DATA ROWS:
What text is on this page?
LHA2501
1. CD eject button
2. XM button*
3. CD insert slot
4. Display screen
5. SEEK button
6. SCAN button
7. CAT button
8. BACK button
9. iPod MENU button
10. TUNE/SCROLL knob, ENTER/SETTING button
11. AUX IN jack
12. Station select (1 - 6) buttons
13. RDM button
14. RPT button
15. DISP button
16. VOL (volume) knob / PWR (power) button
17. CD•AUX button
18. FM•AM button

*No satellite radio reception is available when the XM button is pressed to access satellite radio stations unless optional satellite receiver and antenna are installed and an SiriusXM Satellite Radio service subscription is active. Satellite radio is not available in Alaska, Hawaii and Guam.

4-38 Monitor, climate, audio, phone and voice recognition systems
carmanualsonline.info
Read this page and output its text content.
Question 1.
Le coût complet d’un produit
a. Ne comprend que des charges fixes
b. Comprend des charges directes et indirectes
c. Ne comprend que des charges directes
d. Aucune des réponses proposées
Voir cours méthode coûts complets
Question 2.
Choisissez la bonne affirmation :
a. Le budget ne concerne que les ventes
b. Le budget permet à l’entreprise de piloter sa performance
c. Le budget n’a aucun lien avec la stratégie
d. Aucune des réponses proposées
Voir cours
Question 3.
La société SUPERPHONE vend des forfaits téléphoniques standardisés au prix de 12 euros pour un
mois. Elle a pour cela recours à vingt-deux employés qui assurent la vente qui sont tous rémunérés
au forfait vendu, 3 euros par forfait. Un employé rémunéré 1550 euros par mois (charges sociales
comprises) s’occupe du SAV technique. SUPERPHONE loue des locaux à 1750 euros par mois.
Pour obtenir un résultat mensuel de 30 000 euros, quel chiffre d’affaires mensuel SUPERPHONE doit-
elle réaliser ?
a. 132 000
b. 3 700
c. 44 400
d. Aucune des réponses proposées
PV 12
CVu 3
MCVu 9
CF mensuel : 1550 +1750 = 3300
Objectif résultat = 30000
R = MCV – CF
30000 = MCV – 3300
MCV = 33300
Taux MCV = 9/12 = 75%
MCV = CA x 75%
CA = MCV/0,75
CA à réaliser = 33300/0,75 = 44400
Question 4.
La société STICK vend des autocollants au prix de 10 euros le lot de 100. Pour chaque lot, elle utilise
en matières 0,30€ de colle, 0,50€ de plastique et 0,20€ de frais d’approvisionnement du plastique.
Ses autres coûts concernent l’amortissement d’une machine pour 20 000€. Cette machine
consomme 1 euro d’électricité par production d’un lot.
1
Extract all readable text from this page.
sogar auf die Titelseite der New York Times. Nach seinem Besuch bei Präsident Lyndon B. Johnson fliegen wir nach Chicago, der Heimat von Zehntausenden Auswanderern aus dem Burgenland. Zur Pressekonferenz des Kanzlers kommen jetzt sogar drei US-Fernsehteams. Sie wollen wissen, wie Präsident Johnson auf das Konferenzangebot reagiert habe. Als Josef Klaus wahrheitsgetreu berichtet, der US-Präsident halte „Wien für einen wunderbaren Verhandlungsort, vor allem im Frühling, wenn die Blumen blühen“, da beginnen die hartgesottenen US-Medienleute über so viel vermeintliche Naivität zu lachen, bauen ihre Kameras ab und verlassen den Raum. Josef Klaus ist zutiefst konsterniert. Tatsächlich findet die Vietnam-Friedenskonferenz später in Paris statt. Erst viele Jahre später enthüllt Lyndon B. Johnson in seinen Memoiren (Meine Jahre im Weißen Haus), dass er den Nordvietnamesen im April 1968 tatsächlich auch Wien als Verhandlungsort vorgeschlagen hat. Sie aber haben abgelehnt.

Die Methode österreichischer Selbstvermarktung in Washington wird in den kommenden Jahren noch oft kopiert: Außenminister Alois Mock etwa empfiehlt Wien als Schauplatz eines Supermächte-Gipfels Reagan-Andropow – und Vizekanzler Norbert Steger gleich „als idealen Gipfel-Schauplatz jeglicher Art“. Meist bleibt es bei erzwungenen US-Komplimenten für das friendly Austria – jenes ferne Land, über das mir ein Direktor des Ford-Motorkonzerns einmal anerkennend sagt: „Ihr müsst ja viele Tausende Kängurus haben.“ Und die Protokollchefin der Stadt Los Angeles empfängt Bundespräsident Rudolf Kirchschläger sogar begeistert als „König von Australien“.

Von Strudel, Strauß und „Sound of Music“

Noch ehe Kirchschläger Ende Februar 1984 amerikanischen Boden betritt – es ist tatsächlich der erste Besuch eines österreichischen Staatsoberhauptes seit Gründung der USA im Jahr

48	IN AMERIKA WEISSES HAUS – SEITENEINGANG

WRITTEN INSTRUCTION:
Please set down the whole listing above without altering a single line.

ANSWER TO THIS PROBLEM:
What text is on this page?
LHA2501
1. CD eject button
2. XM button*
3. CD insert slot
4. Display screen
5. SEEK button
6. SCAN button
7. CAT button
8. BACK button
9. iPod MENU button
10. TUNE/SCROLL knob, ENTER/SETTING button
11. AUX IN jack
12. Station select (1 - 6) buttons
13. RDM button
14. RPT button
15. DISP button
16. VOL (volume) knob / PWR (power) button
17. CD•AUX button
18. FM•AM button

*No satellite radio reception is available when the XM button is pressed to access satellite radio stations unless optional satellite receiver and antenna are installed and an SiriusXM Satellite Radio service subscription is active. Satellite radio is not available in Alaska, Hawaii and Guam.

4-38 Monitor, climate, audio, phone and voice recognition systems
carmanualsonline.info
Read this page and output its text content.
Question 1.
Le coût complet d’un produit
a. Ne comprend que des charges fixes
b. Comprend des charges directes et indirectes
c. Ne comprend que des charges directes
d. Aucune des réponses proposées
Voir cours méthode coûts complets
Question 2.
Choisissez la bonne affirmation :
a. Le budget ne concerne que les ventes
b. Le budget permet à l’entreprise de piloter sa performance
c. Le budget n’a aucun lien avec la stratégie
d. Aucune des réponses proposées
Voir cours
Question 3.
La société SUPERPHONE vend des forfaits téléphoniques standardisés au prix de 12 euros pour un
mois. Elle a pour cela recours à vingt-deux employés qui assurent la vente qui sont tous rémunérés
au forfait vendu, 3 euros par forfait. Un employé rémunéré 1550 euros par mois (charges sociales
comprises) s’occupe du SAV technique. SUPERPHONE loue des locaux à 1750 euros par mois.
Pour obtenir un résultat mensuel de 30 000 euros, quel chiffre d’affaires mensuel SUPERPHONE doit-
elle réaliser ?
a. 132 000
b. 3 700
c. 44 400
d. Aucune des réponses proposées
PV 12
CVu 3
MCVu 9
CF mensuel : 1550 +1750 = 3300
Objectif résultat = 30000
R = MCV – CF
30000 = MCV – 3300
MCV = 33300
Taux MCV = 9/12 = 75%
MCV = CA x 75%
CA = MCV/0,75
CA à réaliser = 33300/0,75 = 44400
Question 4.
La société STICK vend des autocollants au prix de 10 euros le lot de 100. Pour chaque lot, elle utilise
en matières 0,30€ de colle, 0,50€ de plastique et 0,20€ de frais d’approvisionnement du plastique.
Ses autres coûts concernent l’amortissement d’une machine pour 20 000€. Cette machine
consomme 1 euro d’électricité par production d’un lot.
1
Extract all readable text from this page.
sogar auf die Titelseite der New York Times. Nach seinem Besuch bei Präsident Lyndon B. Johnson fliegen wir nach Chicago, der Heimat von Zehntausenden Auswanderern aus dem Burgenland. Zur Pressekonferenz des Kanzlers kommen jetzt sogar drei US-Fernsehteams. Sie wollen wissen, wie Präsident Johnson auf das Konferenzangebot reagiert habe. Als Josef Klaus wahrheitsgetreu berichtet, der US-Präsident halte „Wien für einen wunderbaren Verhandlungsort, vor allem im Frühling, wenn die Blumen blühen“, da beginnen die hartgesottenen US-Medienleute über so viel vermeintliche Naivität zu lachen, bauen ihre Kameras ab und verlassen den Raum. Josef Klaus ist zutiefst konsterniert. Tatsächlich findet die Vietnam-Friedenskonferenz später in Paris statt. Erst viele Jahre später enthüllt Lyndon B. Johnson in seinen Memoiren (Meine Jahre im Weißen Haus), dass er den Nordvietnamesen im April 1968 tatsächlich auch Wien als Verhandlungsort vorgeschlagen hat. Sie aber haben abgelehnt.

Die Methode österreichischer Selbstvermarktung in Washington wird in den kommenden Jahren noch oft kopiert: Außenminister Alois Mock etwa empfiehlt Wien als Schauplatz eines Supermächte-Gipfels Reagan-Andropow – und Vizekanzler Norbert Steger gleich „als idealen Gipfel-Schauplatz jeglicher Art“. Meist bleibt es bei erzwungenen US-Komplimenten für das friendly Austria – jenes ferne Land, über das mir ein Direktor des Ford-Motorkonzerns einmal anerkennend sagt: „Ihr müsst ja viele Tausende Kängurus haben.“ Und die Protokollchefin der Stadt Los Angeles empfängt Bundespräsident Rudolf Kirchschläger sogar begeistert als „König von Australien“.

Von Strudel, Strauß und „Sound of Music“

Noch ehe Kirchschläger Ende Februar 1984 amerikanischen Boden betritt – es ist tatsächlich der erste Besuch eines österreichischen Staatsoberhauptes seit Gründung der USA im Jahr

48	IN AMERIKA WEISSES HAUS – SEITENEINGANG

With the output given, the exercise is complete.